TASK BRIEF => Wherever the word "title" appears in a line, copy that line.

==================================================

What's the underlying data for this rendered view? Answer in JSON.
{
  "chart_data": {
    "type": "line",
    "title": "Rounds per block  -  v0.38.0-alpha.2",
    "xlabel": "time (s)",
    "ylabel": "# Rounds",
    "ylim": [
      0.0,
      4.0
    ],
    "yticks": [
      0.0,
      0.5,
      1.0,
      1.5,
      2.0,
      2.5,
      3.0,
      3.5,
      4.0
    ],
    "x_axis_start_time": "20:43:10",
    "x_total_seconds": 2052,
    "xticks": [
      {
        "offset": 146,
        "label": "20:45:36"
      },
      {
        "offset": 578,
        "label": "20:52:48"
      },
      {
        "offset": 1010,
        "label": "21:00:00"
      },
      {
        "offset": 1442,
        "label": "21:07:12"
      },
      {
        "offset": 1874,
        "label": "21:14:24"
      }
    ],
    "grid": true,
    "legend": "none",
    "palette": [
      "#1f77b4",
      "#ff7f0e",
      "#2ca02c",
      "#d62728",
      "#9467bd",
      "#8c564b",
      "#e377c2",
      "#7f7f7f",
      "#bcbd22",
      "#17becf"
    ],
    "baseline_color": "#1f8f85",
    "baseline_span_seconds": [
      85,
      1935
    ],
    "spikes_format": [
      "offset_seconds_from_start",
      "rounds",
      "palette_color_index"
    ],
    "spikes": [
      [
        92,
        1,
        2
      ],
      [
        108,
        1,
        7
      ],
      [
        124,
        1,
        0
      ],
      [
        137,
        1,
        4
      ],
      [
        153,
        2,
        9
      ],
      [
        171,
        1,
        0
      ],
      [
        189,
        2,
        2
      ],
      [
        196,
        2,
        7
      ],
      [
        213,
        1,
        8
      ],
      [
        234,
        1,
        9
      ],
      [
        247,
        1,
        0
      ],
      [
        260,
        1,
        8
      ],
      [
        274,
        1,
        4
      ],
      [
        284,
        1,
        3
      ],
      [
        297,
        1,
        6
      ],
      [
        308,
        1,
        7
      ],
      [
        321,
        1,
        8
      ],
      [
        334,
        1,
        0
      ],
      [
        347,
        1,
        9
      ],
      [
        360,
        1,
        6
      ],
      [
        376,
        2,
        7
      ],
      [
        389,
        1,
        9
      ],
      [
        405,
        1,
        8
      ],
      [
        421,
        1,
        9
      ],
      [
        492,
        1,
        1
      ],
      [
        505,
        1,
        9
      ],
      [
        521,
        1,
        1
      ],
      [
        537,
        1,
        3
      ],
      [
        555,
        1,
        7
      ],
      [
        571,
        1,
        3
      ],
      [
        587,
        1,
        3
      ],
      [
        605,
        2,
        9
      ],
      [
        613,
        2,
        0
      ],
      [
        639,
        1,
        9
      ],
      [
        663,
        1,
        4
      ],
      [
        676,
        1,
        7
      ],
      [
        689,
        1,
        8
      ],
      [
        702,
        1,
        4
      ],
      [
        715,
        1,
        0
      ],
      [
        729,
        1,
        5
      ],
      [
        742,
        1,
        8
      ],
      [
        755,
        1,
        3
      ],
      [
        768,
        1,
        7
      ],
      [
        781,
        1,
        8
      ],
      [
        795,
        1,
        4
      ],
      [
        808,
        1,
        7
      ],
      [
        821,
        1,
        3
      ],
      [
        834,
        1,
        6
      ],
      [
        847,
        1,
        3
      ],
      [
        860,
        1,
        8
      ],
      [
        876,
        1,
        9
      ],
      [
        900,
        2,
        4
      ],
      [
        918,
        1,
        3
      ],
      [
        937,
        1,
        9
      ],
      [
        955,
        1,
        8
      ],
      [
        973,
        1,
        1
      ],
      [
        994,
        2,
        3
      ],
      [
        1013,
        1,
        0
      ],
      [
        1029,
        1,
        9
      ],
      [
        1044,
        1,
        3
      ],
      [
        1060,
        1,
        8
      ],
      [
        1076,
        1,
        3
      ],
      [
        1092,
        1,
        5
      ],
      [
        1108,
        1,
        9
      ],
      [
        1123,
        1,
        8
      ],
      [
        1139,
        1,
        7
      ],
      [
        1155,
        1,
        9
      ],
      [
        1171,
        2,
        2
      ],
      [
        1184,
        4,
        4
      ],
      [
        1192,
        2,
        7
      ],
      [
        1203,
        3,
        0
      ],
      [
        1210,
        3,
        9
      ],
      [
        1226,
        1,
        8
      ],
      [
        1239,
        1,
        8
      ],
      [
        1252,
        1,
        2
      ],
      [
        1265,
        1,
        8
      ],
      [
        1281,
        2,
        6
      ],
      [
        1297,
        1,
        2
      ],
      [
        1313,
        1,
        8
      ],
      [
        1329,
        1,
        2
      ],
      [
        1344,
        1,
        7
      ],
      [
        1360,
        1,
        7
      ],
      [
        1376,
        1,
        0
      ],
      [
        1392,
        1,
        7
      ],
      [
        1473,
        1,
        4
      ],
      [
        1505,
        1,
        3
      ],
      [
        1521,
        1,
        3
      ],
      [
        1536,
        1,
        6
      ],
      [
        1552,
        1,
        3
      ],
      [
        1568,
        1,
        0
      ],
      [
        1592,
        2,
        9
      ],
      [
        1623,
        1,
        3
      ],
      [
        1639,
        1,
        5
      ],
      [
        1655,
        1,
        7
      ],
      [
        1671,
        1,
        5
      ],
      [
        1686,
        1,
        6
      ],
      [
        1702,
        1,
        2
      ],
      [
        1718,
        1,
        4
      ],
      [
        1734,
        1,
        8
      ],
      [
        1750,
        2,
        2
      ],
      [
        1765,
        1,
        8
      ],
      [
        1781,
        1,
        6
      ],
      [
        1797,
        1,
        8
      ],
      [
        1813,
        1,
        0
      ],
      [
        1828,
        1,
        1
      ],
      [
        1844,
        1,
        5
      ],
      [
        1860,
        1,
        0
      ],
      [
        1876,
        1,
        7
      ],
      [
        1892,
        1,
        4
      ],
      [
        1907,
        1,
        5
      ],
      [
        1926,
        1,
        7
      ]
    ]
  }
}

==================================================

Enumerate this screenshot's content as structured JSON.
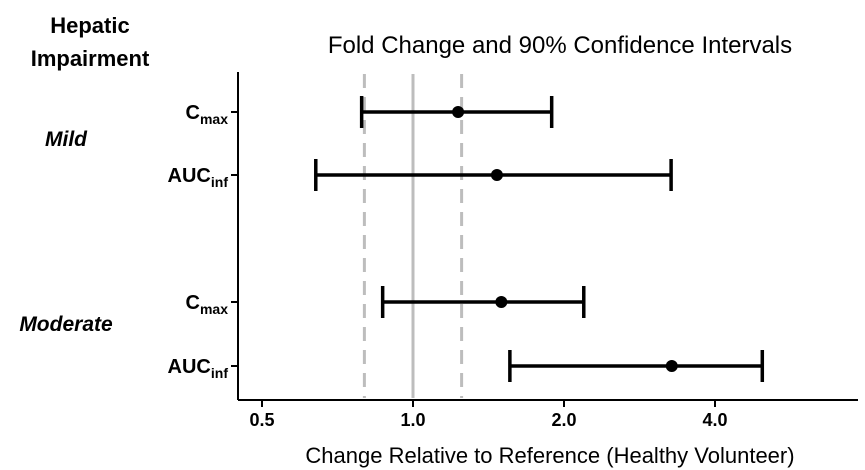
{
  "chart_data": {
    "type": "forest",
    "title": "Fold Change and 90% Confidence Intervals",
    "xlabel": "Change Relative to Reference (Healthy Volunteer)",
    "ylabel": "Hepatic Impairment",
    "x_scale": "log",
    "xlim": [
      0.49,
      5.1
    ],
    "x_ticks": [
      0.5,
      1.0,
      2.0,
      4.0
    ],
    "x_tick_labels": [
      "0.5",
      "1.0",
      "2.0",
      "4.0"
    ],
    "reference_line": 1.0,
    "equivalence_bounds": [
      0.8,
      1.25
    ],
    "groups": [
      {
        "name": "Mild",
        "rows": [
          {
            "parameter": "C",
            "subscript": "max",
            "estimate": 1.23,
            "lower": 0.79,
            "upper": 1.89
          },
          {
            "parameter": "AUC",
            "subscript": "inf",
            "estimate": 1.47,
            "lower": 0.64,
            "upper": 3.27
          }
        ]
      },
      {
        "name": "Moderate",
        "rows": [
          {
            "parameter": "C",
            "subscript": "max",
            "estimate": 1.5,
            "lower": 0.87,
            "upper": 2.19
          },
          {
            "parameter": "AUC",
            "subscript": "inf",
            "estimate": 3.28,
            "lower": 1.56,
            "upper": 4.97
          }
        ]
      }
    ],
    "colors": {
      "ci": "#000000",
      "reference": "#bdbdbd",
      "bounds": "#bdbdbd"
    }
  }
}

==================================================

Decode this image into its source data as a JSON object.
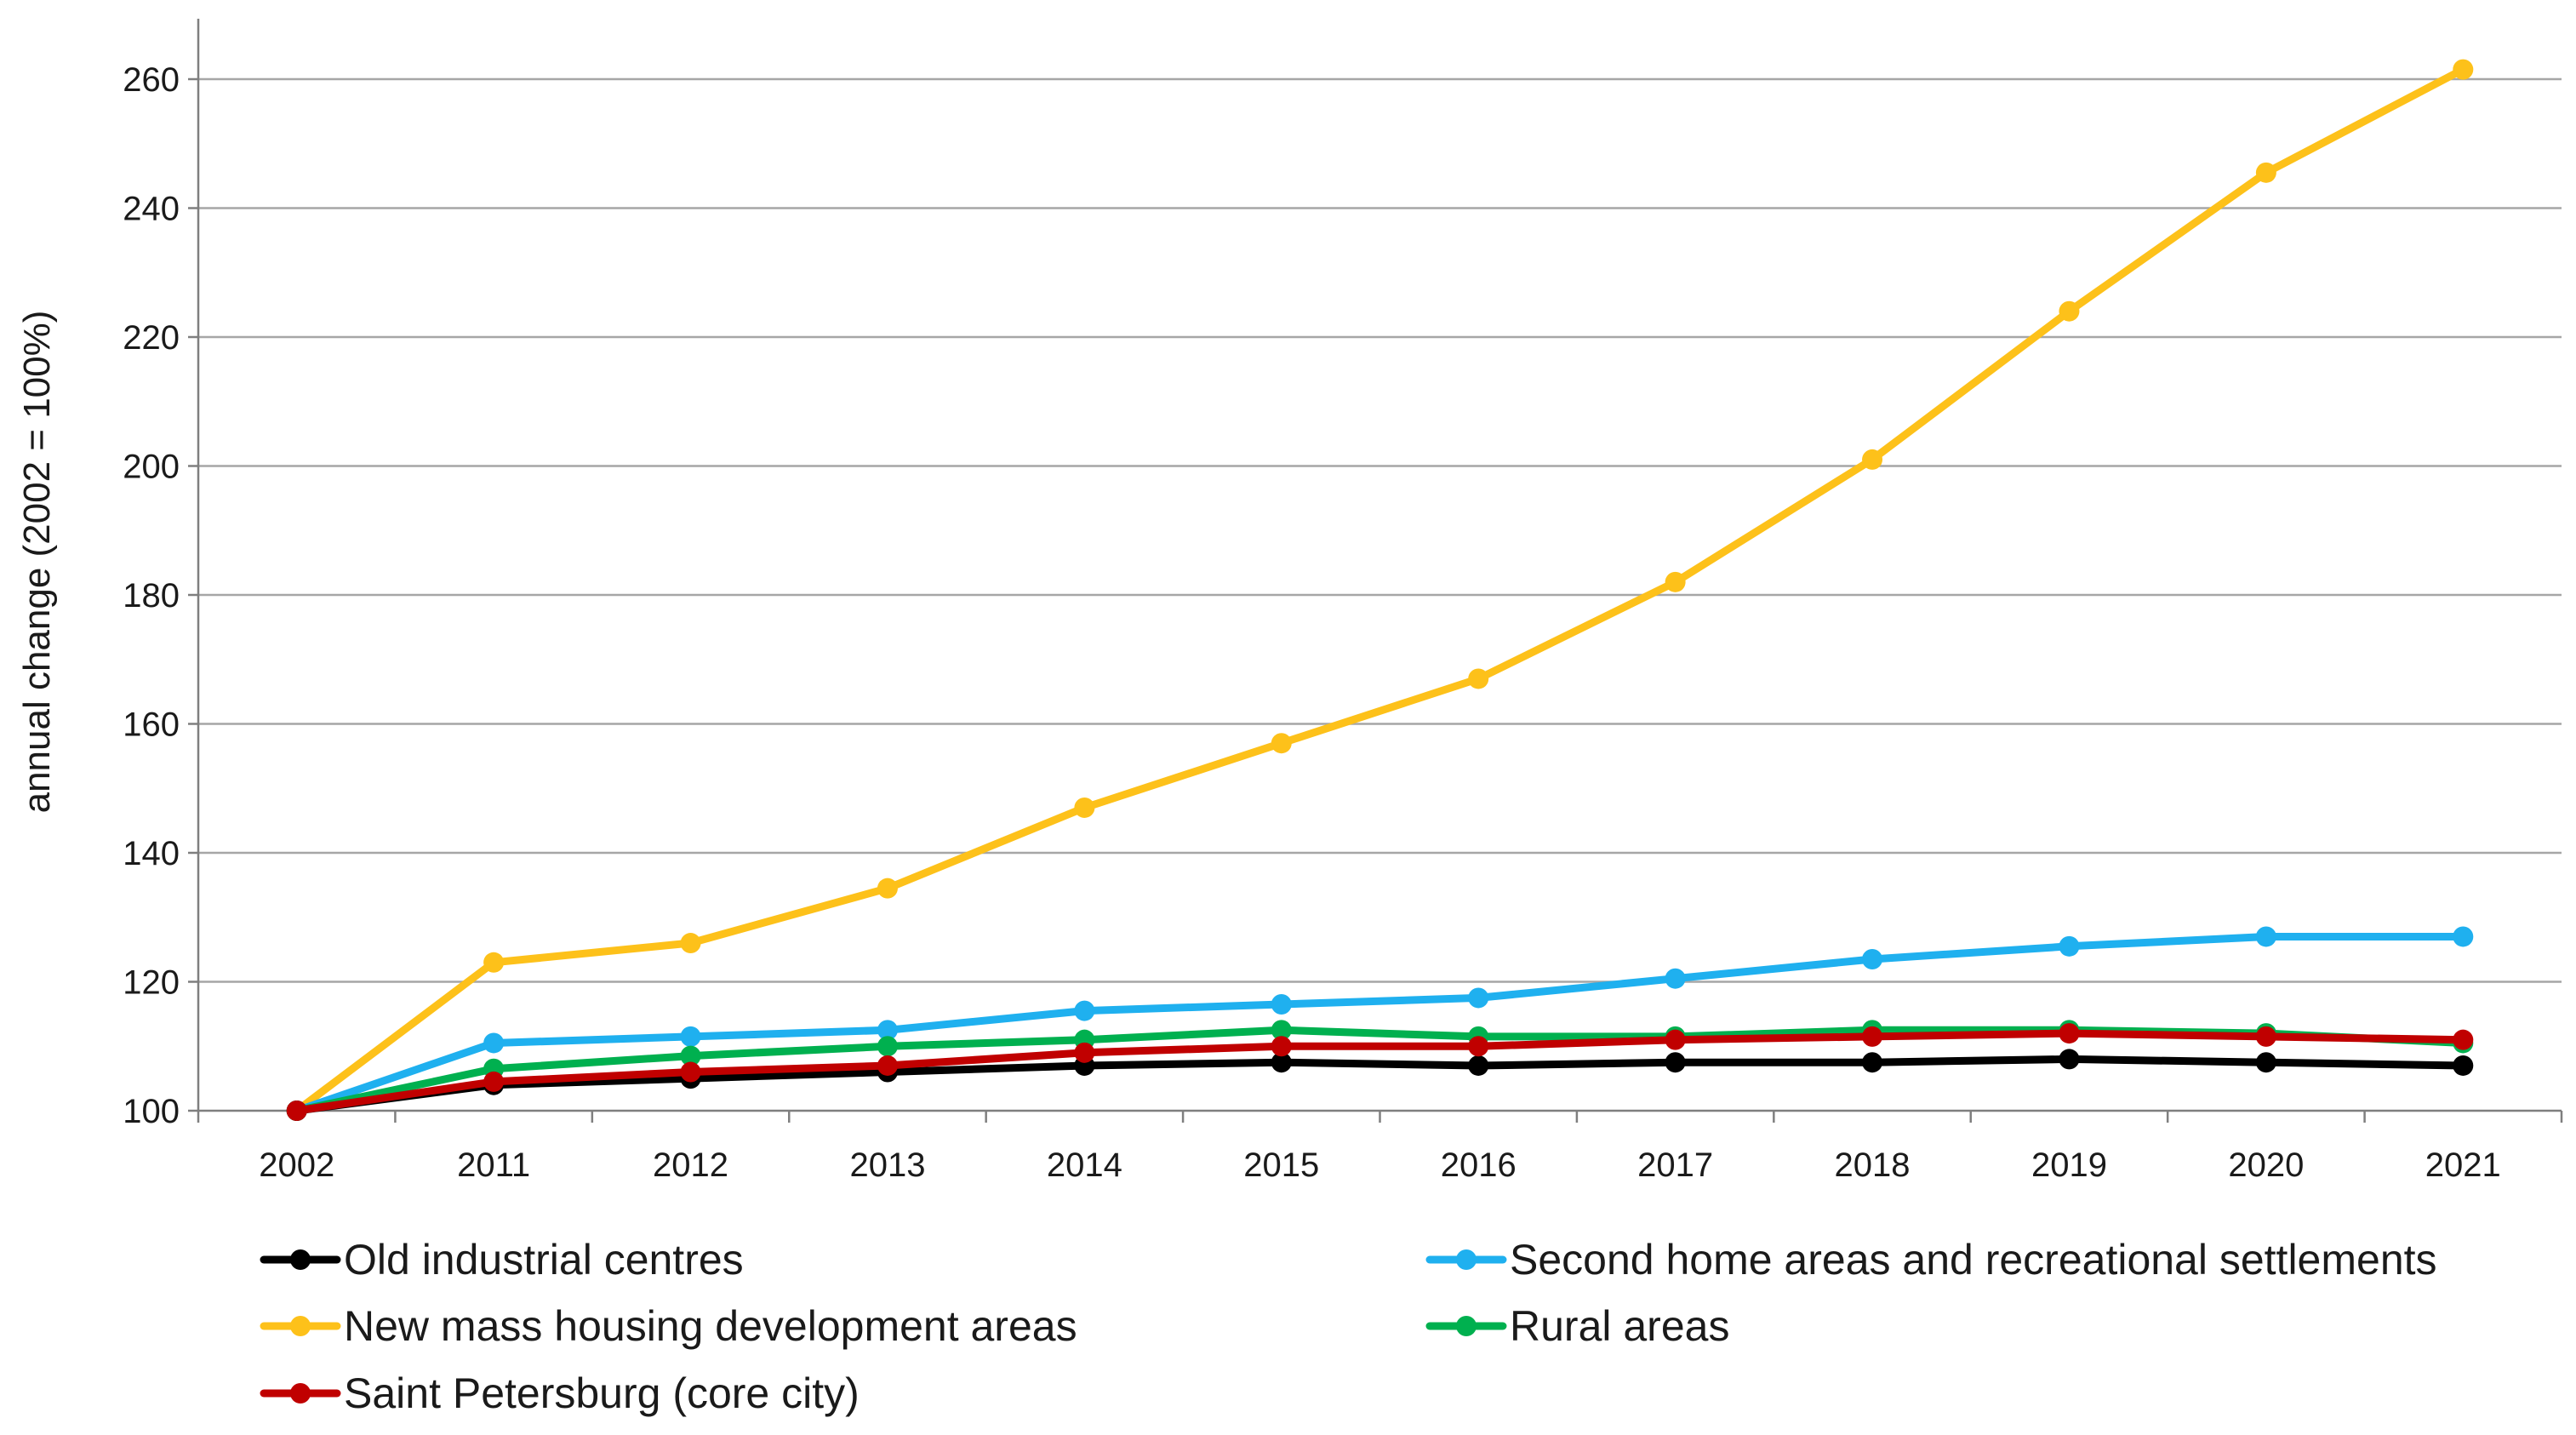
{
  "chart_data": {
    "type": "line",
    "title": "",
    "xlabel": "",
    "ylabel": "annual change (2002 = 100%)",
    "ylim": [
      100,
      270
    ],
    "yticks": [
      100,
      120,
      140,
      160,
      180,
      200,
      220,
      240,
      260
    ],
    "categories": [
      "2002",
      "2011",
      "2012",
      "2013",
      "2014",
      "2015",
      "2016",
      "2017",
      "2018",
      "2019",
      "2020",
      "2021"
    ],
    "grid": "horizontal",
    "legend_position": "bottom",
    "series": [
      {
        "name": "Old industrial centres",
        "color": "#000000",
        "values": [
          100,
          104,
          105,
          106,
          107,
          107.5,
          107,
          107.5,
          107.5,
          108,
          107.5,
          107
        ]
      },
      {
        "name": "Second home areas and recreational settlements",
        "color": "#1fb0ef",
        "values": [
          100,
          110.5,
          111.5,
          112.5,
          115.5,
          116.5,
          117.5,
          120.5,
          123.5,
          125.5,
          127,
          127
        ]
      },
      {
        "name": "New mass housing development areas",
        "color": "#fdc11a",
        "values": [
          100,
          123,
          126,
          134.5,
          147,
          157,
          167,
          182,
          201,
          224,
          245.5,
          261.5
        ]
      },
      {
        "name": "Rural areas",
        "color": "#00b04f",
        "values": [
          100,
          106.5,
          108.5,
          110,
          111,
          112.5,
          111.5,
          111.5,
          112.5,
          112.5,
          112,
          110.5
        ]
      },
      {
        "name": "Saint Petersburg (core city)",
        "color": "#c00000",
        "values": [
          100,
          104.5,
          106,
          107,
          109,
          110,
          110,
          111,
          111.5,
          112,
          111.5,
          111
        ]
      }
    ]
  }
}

==================================================

THE SOLUTION =>
    "title": "Rounds per block  -  v0.38.0-alpha.2",
    "title": "Fold Change and 90% Confidence Intervals",
    "title": "",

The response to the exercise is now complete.